(Transcription dataset entries)
[Start of Attachment]
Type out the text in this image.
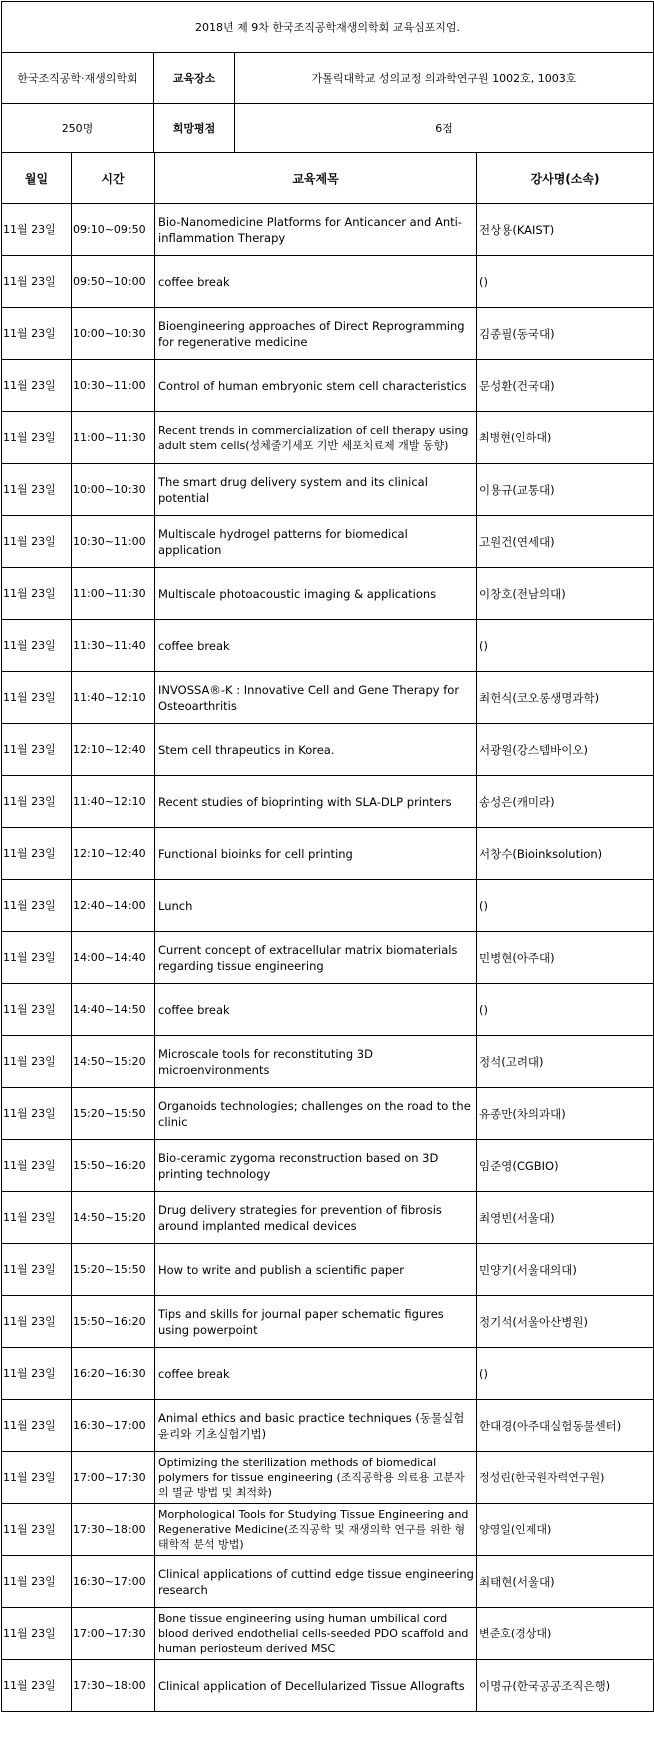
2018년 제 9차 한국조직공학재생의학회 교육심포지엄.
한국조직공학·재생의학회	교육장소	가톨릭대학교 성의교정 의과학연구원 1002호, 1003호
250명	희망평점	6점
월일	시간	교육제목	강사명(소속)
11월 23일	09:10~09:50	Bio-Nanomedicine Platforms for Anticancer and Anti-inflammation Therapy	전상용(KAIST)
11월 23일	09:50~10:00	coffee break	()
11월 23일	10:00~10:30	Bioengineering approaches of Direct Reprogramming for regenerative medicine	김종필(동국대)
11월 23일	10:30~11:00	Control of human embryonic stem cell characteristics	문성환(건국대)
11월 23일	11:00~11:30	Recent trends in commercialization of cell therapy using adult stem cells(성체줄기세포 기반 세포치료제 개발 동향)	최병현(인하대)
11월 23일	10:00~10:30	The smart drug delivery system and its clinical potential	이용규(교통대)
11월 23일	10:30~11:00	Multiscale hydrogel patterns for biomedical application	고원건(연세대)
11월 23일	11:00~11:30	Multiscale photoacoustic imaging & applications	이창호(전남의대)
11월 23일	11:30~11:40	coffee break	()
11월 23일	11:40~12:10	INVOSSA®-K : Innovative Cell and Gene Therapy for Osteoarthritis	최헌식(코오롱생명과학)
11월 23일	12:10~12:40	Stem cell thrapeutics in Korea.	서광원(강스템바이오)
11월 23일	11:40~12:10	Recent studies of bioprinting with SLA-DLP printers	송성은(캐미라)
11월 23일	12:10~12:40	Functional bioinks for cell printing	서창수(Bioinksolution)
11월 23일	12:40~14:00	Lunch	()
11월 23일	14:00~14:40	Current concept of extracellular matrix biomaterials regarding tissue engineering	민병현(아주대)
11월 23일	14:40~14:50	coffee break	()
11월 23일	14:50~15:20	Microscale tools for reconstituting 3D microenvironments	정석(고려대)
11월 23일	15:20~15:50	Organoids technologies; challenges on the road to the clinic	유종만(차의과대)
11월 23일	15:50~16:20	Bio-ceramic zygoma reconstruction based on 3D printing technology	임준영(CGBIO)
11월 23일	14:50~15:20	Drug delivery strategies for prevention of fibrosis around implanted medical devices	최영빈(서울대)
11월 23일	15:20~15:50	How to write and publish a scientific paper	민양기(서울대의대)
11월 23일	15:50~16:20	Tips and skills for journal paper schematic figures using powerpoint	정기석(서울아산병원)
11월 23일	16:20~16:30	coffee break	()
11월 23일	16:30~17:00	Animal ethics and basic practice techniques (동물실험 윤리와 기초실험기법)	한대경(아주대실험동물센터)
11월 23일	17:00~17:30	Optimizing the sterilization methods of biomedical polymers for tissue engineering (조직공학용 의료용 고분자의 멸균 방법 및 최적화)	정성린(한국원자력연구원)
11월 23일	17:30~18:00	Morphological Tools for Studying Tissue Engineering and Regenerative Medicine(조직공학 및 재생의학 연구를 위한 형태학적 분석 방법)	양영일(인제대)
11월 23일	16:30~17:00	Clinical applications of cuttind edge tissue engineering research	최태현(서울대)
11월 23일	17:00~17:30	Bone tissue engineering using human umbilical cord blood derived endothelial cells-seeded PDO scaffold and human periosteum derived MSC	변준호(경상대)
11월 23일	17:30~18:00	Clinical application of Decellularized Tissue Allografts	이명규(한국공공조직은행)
[End of Attachment]
[Start of Attachment]
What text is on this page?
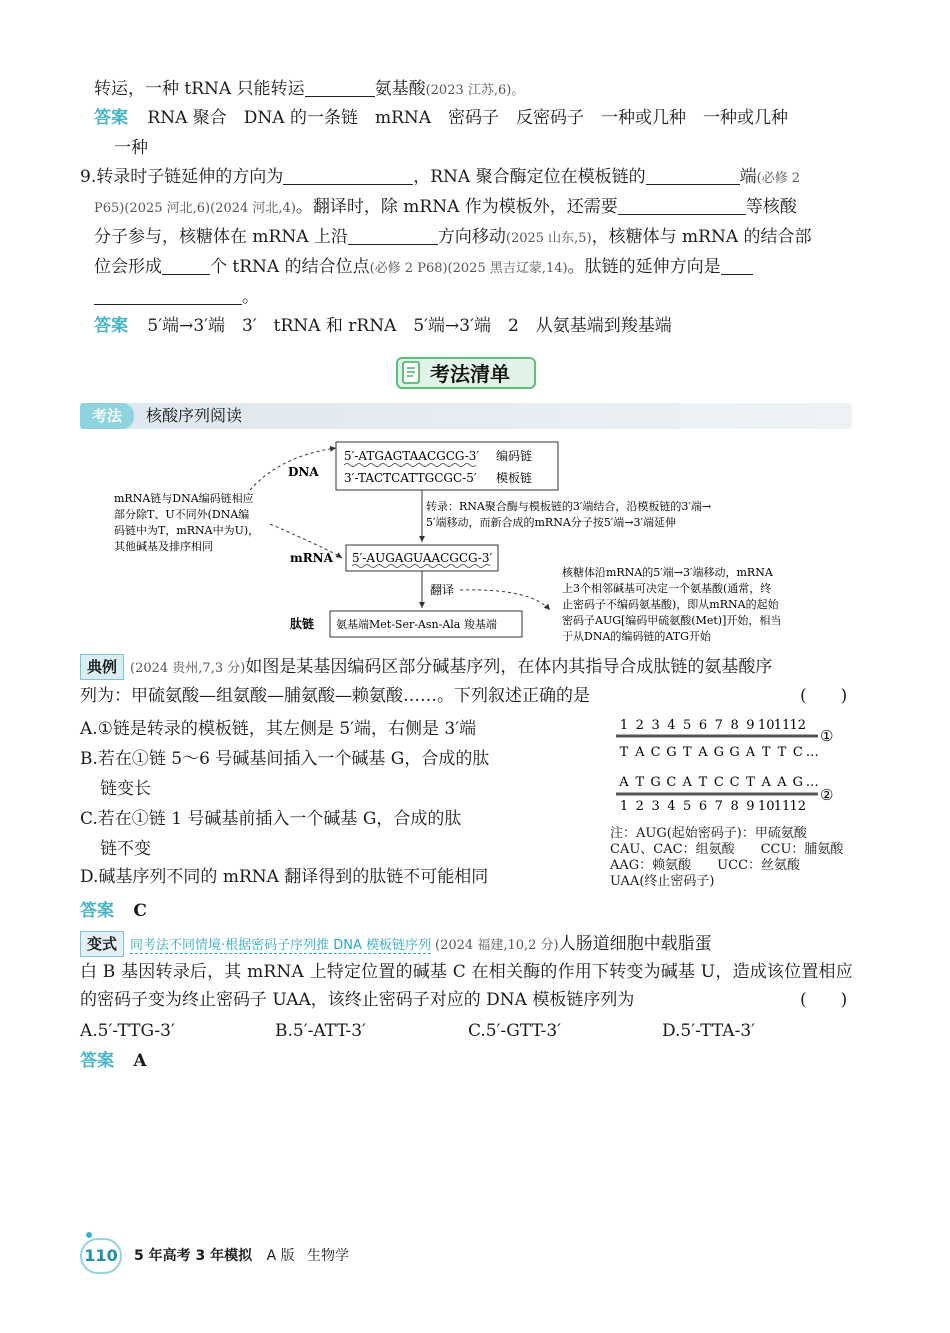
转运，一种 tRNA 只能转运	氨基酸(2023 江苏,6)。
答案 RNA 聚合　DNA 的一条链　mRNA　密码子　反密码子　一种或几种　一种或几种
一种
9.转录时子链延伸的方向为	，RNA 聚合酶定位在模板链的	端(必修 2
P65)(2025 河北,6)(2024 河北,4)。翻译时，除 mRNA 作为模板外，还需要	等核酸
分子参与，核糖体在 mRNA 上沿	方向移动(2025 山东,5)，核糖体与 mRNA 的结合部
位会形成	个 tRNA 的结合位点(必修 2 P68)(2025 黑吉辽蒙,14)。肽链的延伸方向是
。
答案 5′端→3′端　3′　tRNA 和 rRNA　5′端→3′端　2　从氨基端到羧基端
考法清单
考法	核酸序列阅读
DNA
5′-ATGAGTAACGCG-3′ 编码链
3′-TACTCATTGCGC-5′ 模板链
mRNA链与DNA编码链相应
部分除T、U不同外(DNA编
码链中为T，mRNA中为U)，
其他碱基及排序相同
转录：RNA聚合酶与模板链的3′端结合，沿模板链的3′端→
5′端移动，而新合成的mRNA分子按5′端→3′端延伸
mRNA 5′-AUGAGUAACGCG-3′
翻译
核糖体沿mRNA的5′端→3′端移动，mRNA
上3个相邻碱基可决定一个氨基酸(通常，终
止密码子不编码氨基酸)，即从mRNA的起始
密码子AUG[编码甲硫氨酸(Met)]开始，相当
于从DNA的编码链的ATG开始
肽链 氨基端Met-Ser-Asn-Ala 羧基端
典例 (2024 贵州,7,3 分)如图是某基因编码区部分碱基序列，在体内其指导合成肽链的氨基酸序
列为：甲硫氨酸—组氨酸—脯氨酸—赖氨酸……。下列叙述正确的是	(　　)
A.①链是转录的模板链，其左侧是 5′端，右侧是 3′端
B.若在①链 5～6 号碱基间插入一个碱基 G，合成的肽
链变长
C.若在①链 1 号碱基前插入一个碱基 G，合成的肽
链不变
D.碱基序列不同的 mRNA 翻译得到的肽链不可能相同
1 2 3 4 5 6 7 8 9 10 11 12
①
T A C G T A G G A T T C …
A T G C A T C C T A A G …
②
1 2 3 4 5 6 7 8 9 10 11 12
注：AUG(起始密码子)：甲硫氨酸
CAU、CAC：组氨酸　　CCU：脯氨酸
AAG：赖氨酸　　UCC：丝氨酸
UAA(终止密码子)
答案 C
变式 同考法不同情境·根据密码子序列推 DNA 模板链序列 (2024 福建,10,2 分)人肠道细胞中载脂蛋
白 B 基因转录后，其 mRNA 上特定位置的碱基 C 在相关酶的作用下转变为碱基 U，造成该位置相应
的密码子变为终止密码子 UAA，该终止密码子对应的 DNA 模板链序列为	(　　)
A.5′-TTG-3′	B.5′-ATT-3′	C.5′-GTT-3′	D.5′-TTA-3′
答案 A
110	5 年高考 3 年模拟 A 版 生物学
[End of Attachment]
[Start of Attachment]
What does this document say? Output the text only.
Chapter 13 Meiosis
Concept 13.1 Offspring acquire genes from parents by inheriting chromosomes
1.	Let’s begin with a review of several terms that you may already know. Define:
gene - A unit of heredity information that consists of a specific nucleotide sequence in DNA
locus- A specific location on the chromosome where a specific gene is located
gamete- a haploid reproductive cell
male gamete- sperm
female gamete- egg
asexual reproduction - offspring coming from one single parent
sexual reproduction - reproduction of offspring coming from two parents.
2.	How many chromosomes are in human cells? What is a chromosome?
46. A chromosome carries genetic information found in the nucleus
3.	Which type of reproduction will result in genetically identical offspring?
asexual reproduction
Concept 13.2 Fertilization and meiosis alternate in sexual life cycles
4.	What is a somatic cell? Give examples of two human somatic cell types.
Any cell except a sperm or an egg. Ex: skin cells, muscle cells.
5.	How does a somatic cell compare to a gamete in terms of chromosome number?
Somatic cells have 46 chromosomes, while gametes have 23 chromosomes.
[End of Attachment]
| ASSIGNMENT |
Across the data, pull every line containing the string "this".

| THE COMPLETED TASK |
Type out the text in this image.
What text is on this page?
What does this document say? Output the text only.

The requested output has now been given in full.